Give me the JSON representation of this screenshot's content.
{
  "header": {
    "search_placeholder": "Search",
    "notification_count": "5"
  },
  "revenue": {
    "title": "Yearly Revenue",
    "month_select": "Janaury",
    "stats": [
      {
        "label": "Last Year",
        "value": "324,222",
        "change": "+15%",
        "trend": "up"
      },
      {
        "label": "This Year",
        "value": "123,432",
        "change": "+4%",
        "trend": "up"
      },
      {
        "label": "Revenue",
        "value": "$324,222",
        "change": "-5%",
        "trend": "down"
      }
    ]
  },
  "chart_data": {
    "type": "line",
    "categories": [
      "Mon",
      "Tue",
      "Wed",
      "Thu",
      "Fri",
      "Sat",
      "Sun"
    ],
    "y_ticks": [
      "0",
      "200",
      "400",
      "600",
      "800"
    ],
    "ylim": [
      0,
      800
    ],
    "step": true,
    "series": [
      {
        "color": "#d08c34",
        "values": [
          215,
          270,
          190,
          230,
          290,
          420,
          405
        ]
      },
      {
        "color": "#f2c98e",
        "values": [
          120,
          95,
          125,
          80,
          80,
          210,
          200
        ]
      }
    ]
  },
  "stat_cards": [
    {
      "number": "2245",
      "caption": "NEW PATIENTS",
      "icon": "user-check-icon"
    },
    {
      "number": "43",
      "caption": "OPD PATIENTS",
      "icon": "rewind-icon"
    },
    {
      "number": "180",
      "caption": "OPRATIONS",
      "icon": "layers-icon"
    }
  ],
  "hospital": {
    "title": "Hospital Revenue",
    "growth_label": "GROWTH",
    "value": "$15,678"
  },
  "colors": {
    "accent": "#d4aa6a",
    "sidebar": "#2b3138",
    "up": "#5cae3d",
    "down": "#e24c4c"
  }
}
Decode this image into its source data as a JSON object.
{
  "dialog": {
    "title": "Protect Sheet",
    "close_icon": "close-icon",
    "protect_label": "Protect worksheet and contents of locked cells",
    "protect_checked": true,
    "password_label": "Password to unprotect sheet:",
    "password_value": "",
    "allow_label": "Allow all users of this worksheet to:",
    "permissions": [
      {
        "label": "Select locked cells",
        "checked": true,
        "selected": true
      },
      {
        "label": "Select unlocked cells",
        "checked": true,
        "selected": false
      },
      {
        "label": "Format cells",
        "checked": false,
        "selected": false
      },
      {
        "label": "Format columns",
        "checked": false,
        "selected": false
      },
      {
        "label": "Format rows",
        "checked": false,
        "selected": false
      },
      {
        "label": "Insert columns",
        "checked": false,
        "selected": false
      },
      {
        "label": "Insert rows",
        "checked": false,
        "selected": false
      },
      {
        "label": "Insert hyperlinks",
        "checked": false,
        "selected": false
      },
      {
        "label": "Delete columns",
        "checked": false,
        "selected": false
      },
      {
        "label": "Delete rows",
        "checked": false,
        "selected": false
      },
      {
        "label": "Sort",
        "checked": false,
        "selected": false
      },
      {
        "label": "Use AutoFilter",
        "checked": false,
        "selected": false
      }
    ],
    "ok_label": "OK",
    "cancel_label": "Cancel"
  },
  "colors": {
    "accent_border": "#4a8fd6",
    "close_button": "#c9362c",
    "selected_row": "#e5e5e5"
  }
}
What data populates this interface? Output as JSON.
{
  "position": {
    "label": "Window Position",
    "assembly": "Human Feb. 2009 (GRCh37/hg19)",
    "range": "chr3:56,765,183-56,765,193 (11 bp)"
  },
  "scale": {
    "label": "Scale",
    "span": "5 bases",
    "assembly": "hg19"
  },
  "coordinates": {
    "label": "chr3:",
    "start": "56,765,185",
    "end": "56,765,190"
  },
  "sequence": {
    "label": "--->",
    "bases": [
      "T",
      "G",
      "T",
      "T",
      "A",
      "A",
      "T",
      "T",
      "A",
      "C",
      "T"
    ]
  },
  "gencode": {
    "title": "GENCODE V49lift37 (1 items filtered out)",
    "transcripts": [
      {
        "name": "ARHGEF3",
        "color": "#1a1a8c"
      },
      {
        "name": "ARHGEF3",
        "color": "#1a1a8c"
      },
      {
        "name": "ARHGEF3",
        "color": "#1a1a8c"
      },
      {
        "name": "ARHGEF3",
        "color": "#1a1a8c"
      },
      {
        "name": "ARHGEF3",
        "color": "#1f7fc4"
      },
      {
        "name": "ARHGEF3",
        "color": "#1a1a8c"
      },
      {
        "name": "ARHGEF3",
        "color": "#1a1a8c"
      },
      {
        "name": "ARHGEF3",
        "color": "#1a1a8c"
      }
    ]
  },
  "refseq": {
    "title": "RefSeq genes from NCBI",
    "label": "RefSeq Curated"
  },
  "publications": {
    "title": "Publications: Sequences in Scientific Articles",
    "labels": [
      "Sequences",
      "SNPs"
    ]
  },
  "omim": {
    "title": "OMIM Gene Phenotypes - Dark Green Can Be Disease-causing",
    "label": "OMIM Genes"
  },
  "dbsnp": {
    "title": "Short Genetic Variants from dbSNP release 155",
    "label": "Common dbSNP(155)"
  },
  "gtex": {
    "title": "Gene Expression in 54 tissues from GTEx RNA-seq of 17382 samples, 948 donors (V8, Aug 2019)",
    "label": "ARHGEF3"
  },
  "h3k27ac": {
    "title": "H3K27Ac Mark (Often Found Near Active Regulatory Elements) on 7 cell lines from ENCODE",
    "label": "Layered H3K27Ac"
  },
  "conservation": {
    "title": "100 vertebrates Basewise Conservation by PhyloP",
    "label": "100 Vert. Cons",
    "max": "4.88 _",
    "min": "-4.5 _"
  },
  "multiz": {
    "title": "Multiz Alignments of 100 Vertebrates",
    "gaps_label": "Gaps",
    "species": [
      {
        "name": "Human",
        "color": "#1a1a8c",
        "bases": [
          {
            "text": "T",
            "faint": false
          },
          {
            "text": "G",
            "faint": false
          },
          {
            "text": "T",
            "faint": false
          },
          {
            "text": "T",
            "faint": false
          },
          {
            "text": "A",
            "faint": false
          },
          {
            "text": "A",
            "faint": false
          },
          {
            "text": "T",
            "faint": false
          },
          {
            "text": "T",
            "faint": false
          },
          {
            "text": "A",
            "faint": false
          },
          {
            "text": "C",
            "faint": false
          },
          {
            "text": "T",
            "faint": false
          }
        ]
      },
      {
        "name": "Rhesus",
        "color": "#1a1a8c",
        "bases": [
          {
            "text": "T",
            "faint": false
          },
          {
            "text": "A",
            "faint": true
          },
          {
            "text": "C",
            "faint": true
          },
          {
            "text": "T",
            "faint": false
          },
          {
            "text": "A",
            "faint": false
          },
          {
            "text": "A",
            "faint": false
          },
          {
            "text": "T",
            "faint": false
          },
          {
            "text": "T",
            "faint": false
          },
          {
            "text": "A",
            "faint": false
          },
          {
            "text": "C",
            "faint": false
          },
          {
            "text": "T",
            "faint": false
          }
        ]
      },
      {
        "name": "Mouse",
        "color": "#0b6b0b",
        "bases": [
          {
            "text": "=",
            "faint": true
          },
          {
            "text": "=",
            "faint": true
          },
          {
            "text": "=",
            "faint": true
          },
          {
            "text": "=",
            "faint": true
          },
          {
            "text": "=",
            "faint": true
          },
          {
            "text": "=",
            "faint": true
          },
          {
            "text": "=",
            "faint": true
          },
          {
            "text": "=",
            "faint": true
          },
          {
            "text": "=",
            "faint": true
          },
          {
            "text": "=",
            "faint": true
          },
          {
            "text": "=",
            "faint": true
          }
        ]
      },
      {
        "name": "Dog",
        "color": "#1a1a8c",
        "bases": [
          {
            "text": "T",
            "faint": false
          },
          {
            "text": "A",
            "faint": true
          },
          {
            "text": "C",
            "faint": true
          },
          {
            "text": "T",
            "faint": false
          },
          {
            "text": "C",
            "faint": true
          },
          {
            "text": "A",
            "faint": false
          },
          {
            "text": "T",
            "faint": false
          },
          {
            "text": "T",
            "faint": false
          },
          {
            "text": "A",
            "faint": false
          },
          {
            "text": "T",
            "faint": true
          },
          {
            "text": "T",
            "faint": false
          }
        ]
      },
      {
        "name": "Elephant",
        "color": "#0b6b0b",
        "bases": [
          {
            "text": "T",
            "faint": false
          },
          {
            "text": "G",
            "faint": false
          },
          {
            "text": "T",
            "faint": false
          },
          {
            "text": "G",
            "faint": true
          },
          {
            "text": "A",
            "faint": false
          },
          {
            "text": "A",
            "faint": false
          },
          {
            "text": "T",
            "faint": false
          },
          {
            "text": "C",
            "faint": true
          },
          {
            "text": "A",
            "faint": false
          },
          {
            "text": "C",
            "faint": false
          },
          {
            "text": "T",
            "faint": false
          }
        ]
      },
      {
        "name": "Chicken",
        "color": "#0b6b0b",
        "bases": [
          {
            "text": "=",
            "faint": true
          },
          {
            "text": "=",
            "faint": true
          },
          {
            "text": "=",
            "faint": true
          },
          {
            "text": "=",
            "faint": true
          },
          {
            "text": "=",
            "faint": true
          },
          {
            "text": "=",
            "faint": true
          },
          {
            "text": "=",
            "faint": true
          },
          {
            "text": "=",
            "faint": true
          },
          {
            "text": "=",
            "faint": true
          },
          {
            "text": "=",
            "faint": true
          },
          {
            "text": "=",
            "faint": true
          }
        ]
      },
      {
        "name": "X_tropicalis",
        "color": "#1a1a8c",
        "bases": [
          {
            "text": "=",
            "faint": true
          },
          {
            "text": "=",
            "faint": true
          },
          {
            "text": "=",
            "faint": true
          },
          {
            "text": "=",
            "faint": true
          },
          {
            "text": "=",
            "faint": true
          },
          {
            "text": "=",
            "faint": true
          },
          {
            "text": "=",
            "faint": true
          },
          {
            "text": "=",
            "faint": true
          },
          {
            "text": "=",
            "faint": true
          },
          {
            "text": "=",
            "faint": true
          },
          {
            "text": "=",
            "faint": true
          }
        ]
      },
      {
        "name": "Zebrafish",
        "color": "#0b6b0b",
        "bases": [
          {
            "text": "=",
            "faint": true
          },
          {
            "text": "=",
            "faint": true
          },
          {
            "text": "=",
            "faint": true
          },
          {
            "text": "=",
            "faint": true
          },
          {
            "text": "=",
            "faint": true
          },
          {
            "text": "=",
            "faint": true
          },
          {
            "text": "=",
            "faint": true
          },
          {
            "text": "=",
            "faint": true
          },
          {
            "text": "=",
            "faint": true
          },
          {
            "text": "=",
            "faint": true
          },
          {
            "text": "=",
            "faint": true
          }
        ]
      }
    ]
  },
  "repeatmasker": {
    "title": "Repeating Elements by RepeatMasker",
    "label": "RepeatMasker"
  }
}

################

• [Task brief] Which lines in the records above hold the string "Delete"? Copy each of them.

• [The completed task]
        "label": "Delete columns",
        "label": "Delete rows",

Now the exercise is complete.